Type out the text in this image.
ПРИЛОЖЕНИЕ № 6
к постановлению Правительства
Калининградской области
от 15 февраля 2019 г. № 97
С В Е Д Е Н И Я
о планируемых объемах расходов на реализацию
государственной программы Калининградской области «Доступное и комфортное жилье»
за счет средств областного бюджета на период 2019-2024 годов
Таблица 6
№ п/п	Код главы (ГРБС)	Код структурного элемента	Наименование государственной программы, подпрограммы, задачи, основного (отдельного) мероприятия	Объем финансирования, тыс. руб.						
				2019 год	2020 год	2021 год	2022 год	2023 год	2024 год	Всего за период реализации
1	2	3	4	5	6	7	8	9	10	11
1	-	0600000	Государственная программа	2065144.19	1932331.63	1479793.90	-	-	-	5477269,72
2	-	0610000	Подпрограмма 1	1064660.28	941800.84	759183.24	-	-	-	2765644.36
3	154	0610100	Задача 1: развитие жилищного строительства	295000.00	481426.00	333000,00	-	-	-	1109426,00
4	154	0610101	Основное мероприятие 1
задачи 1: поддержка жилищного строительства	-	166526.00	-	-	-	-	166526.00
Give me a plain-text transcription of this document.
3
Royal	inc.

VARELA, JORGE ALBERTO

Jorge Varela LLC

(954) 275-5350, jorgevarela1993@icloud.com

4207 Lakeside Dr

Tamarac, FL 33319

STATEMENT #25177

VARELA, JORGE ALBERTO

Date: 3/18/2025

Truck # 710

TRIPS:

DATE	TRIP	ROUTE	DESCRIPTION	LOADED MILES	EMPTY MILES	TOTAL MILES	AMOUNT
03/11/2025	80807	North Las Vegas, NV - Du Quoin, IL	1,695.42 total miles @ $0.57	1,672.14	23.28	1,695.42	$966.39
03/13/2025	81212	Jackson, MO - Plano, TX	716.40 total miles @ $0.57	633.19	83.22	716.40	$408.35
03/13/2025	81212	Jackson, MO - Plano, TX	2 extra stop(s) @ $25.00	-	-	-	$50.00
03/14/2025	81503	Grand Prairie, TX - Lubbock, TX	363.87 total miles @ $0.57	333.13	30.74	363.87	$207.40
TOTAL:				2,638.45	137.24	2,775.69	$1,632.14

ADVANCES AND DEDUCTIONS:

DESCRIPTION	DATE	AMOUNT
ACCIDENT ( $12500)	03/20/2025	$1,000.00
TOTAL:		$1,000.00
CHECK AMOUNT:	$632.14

****************

== Task details ==
Restate the data above exactly, keeping each word as it stands.

== Problem solution ==
Type out the text in this image.
ПРИЛОЖЕНИЕ № 6
к постановлению Правительства
Калининградской области
от 15 февраля 2019 г. № 97
С В Е Д Е Н И Я
о планируемых объемах расходов на реализацию
государственной программы Калининградской области «Доступное и комфортное жилье»
за счет средств областного бюджета на период 2019-2024 годов
Таблица 6
№ п/п	Код главы (ГРБС)	Код структурного элемента	Наименование государственной программы, подпрограммы, задачи, основного (отдельного) мероприятия	Объем финансирования, тыс. руб.						
				2019 год	2020 год	2021 год	2022 год	2023 год	2024 год	Всего за период реализации
1	2	3	4	5	6	7	8	9	10	11
1	-	0600000	Государственная программа	2065144.19	1932331.63	1479793.90	-	-	-	5477269,72
2	-	0610000	Подпрограмма 1	1064660.28	941800.84	759183.24	-	-	-	2765644.36
3	154	0610100	Задача 1: развитие жилищного строительства	295000.00	481426.00	333000,00	-	-	-	1109426,00
4	154	0610101	Основное мероприятие 1
задачи 1: поддержка жилищного строительства	-	166526.00	-	-	-	-	166526.00
Give me a plain-text transcription of this document.
3
Royal	inc.

VARELA, JORGE ALBERTO

Jorge Varela LLC

(954) 275-5350, jorgevarela1993@icloud.com

4207 Lakeside Dr

Tamarac, FL 33319

STATEMENT #25177

VARELA, JORGE ALBERTO

Date: 3/18/2025

Truck # 710

TRIPS:

DATE	TRIP	ROUTE	DESCRIPTION	LOADED MILES	EMPTY MILES	TOTAL MILES	AMOUNT
03/11/2025	80807	North Las Vegas, NV - Du Quoin, IL	1,695.42 total miles @ $0.57	1,672.14	23.28	1,695.42	$966.39
03/13/2025	81212	Jackson, MO - Plano, TX	716.40 total miles @ $0.57	633.19	83.22	716.40	$408.35
03/13/2025	81212	Jackson, MO - Plano, TX	2 extra stop(s) @ $25.00	-	-	-	$50.00
03/14/2025	81503	Grand Prairie, TX - Lubbock, TX	363.87 total miles @ $0.57	333.13	30.74	363.87	$207.40
TOTAL:				2,638.45	137.24	2,775.69	$1,632.14

ADVANCES AND DEDUCTIONS:

DESCRIPTION	DATE	AMOUNT
ACCIDENT ( $12500)	03/20/2025	$1,000.00
TOTAL:		$1,000.00
CHECK AMOUNT:	$632.14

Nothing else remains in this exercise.